> _Directive_:
Output, with no changes, the span of lines that opens with the line containing "Extract all readable text from this page." and closes with the last line.

> _Information shown_:

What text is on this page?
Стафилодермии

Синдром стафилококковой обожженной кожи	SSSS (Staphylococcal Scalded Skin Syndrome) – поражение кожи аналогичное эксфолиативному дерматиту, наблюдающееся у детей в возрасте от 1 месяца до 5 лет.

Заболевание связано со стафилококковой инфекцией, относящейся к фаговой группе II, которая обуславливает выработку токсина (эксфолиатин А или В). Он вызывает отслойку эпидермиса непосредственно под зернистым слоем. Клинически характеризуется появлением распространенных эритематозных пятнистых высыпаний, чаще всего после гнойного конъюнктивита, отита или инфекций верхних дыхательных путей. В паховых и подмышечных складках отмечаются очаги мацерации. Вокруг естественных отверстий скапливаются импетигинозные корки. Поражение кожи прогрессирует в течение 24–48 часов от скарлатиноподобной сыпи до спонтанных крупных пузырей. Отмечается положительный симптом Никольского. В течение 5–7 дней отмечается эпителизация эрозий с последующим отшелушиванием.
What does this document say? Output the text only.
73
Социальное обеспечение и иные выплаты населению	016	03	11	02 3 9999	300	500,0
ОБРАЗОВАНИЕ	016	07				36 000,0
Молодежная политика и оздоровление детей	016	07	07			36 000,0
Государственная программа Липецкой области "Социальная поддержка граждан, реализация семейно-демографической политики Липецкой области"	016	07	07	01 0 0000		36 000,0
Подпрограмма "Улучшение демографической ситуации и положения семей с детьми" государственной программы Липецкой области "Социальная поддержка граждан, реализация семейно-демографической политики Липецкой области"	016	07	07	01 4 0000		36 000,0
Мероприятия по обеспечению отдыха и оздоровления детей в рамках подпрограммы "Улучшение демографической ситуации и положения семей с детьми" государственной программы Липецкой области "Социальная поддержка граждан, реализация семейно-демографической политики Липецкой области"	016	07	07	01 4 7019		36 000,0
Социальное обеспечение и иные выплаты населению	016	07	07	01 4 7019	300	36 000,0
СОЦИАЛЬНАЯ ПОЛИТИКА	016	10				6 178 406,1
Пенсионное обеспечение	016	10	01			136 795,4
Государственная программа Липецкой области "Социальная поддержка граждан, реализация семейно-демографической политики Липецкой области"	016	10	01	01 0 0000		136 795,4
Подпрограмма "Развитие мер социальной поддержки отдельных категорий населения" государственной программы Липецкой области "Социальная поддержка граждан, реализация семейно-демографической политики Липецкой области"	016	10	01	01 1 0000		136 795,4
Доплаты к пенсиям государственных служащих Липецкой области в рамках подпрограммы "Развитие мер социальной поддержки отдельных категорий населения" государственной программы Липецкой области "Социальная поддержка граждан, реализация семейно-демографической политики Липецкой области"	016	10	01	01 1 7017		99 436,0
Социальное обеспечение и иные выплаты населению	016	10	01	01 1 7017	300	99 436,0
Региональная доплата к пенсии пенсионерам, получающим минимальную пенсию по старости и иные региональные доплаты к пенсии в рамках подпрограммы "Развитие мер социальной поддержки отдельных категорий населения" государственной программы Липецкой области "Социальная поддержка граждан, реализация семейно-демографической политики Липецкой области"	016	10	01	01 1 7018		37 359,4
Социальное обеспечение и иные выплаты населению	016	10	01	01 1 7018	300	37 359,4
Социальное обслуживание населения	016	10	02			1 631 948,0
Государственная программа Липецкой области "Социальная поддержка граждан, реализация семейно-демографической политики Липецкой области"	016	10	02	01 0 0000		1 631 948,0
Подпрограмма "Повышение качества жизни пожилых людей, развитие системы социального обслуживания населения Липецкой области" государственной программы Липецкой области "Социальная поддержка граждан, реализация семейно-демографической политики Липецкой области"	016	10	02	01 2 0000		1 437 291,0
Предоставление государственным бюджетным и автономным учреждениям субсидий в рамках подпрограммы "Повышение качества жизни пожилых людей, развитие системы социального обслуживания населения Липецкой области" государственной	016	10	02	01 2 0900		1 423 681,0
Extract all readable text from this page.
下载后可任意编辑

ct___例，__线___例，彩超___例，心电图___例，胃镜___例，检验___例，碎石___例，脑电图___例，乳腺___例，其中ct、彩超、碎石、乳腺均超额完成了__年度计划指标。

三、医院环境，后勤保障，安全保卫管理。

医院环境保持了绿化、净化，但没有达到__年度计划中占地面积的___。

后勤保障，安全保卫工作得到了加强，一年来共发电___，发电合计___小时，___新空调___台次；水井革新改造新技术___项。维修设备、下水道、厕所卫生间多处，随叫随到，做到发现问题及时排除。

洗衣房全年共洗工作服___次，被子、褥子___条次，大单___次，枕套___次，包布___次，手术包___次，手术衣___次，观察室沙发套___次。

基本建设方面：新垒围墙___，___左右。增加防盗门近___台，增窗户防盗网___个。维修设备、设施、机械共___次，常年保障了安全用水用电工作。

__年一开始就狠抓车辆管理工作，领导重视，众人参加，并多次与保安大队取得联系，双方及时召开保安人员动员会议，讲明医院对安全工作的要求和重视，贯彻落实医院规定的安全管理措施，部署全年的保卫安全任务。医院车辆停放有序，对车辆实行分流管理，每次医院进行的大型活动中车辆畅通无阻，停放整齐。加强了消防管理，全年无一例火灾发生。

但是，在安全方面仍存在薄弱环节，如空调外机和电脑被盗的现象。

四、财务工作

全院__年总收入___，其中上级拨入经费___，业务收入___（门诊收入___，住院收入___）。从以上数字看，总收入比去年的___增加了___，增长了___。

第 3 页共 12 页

> _Result_:
Extract all readable text from this page.
下载后可任意编辑

ct___例，__线___例，彩超___例，心电图___例，胃镜___例，检验___例，碎石___例，脑电图___例，乳腺___例，其中ct、彩超、碎石、乳腺均超额完成了__年度计划指标。

三、医院环境，后勤保障，安全保卫管理。

医院环境保持了绿化、净化，但没有达到__年度计划中占地面积的___。

后勤保障，安全保卫工作得到了加强，一年来共发电___，发电合计___小时，___新空调___台次；水井革新改造新技术___项。维修设备、下水道、厕所卫生间多处，随叫随到，做到发现问题及时排除。

洗衣房全年共洗工作服___次，被子、褥子___条次，大单___次，枕套___次，包布___次，手术包___次，手术衣___次，观察室沙发套___次。

基本建设方面：新垒围墙___，___左右。增加防盗门近___台，增窗户防盗网___个。维修设备、设施、机械共___次，常年保障了安全用水用电工作。

__年一开始就狠抓车辆管理工作，领导重视，众人参加，并多次与保安大队取得联系，双方及时召开保安人员动员会议，讲明医院对安全工作的要求和重视，贯彻落实医院规定的安全管理措施，部署全年的保卫安全任务。医院车辆停放有序，对车辆实行分流管理，每次医院进行的大型活动中车辆畅通无阻，停放整齐。加强了消防管理，全年无一例火灾发生。

但是，在安全方面仍存在薄弱环节，如空调外机和电脑被盗的现象。

四、财务工作

全院__年总收入___，其中上级拨入经费___，业务收入___（门诊收入___，住院收入___）。从以上数字看，总收入比去年的___增加了___，增长了___。

第 3 页共 12 页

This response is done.